> **Written request**
Make an exact transcription of the material, leaving out all images.

> **Provided entries**
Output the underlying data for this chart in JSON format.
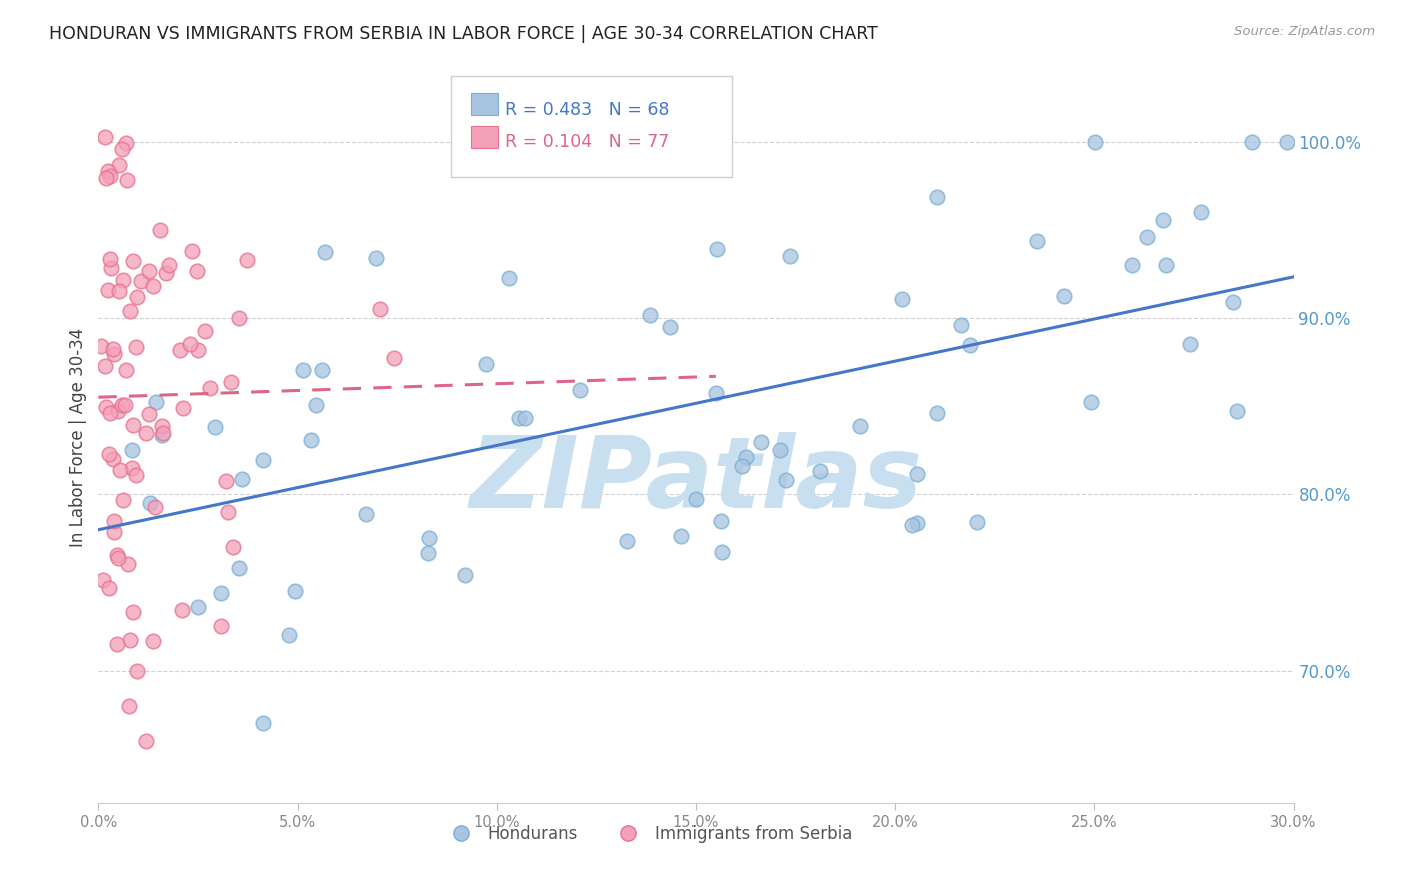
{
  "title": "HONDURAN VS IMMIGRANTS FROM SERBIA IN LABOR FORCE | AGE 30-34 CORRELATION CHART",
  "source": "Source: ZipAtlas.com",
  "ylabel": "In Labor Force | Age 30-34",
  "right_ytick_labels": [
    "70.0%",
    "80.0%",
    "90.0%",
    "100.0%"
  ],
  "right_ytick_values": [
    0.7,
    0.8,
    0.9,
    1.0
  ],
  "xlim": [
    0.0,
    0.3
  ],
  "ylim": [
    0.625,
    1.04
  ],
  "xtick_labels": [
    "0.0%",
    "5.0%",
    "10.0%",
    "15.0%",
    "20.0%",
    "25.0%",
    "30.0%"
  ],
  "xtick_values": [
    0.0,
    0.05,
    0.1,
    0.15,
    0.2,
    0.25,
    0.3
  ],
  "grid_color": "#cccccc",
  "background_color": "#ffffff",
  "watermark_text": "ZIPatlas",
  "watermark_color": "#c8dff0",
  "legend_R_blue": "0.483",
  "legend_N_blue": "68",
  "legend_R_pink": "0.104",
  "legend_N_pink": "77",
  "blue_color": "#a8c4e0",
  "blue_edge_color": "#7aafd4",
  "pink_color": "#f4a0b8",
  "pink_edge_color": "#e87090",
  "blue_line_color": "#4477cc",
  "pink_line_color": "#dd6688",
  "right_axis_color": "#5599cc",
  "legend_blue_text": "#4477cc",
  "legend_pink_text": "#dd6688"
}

> **Completed task**
Output the underlying data for this chart in JSON format.
{
  "title": "HONDURAN VS IMMIGRANTS FROM SERBIA IN LABOR FORCE | AGE 30-34 CORRELATION CHART",
  "source": "Source: ZipAtlas.com",
  "ylabel": "In Labor Force | Age 30-34",
  "right_ytick_labels": [
    "70.0%",
    "80.0%",
    "90.0%",
    "100.0%"
  ],
  "right_ytick_values": [
    0.7,
    0.8,
    0.9,
    1.0
  ],
  "xlim": [
    0.0,
    0.3
  ],
  "ylim": [
    0.625,
    1.04
  ],
  "xtick_labels": [
    "0.0%",
    "5.0%",
    "10.0%",
    "15.0%",
    "20.0%",
    "25.0%",
    "30.0%"
  ],
  "xtick_values": [
    0.0,
    0.05,
    0.1,
    0.15,
    0.2,
    0.25,
    0.3
  ],
  "grid_color": "#cccccc",
  "background_color": "#ffffff",
  "watermark_text": "ZIPatlas",
  "watermark_color": "#c8dff0",
  "legend_R_blue": "0.483",
  "legend_N_blue": "68",
  "legend_R_pink": "0.104",
  "legend_N_pink": "77",
  "blue_color": "#a8c4e0",
  "blue_edge_color": "#7aafd4",
  "pink_color": "#f4a0b8",
  "pink_edge_color": "#e87090",
  "blue_line_color": "#4477cc",
  "pink_line_color": "#dd6688",
  "right_axis_color": "#5599cc",
  "legend_blue_text": "#4477cc",
  "legend_pink_text": "#dd6688"
}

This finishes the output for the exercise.